Written instruction: Search the records for "دينارا" and copy each line that holds it.

— begin Records for processing —

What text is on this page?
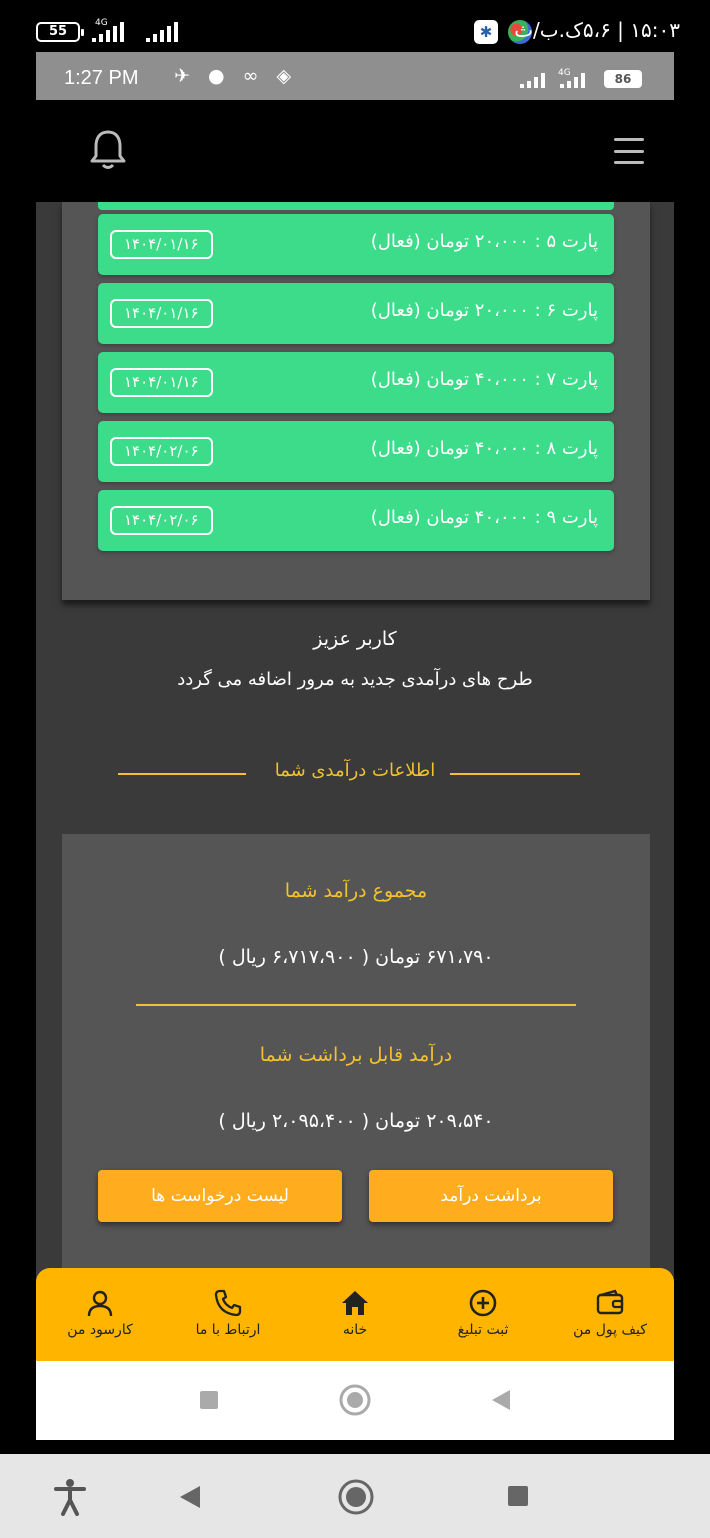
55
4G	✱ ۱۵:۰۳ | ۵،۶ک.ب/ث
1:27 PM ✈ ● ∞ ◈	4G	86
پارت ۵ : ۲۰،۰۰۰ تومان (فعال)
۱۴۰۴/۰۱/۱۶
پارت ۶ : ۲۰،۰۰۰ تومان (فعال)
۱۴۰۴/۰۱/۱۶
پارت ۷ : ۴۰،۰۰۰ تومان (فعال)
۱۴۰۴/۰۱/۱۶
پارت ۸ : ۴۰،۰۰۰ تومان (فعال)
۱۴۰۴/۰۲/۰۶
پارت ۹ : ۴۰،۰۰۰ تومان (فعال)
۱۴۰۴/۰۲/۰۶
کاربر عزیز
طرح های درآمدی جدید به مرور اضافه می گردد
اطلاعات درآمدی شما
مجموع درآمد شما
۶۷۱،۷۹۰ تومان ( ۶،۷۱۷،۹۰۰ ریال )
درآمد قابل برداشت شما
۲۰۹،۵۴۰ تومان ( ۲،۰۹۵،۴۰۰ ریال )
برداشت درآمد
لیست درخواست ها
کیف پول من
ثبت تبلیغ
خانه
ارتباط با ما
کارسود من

— end Records for processing —
— begin Records for processing —

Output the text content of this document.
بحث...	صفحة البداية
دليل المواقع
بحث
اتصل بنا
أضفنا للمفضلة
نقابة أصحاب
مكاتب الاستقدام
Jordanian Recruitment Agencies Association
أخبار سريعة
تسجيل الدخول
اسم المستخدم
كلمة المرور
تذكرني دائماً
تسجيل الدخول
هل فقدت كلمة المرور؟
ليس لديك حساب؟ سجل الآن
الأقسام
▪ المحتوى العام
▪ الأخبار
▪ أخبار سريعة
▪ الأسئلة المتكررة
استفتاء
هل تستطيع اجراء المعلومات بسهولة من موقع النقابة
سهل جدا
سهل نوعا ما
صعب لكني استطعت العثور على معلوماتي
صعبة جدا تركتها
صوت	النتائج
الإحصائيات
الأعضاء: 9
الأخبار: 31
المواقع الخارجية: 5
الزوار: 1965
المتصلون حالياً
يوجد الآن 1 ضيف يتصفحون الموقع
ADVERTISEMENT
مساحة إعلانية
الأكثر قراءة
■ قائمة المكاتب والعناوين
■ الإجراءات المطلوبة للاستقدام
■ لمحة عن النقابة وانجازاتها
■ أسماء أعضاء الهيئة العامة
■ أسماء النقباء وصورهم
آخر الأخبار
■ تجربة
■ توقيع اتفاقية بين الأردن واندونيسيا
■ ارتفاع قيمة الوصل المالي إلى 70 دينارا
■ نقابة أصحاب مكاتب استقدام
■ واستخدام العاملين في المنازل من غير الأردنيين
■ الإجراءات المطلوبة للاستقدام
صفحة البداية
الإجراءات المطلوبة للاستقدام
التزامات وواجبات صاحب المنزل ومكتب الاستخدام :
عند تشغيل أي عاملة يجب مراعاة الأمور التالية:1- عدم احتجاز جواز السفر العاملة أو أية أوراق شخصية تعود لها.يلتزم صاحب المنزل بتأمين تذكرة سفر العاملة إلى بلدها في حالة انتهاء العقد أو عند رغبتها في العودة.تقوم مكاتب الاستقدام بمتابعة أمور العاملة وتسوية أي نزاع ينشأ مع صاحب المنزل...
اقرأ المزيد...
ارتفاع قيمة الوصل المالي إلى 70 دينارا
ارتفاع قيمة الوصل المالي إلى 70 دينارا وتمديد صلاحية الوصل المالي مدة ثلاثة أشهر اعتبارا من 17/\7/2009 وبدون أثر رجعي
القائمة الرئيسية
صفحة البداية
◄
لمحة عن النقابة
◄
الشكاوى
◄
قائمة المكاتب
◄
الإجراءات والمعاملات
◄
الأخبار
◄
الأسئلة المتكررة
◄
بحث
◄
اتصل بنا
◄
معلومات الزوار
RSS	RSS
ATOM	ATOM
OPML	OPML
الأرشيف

— end Records for processing —

Task response:
■ ارتفاع قيمة الوصل المالي إلى 70 دينارا
ارتفاع قيمة الوصل المالي إلى 70 دينارا
ارتفاع قيمة الوصل المالي إلى 70 دينارا وتمديد صلاحية الوصل المالي مدة ثلاثة أشهر اعتبارا من 17/\7/2009 وبدون أثر رجعي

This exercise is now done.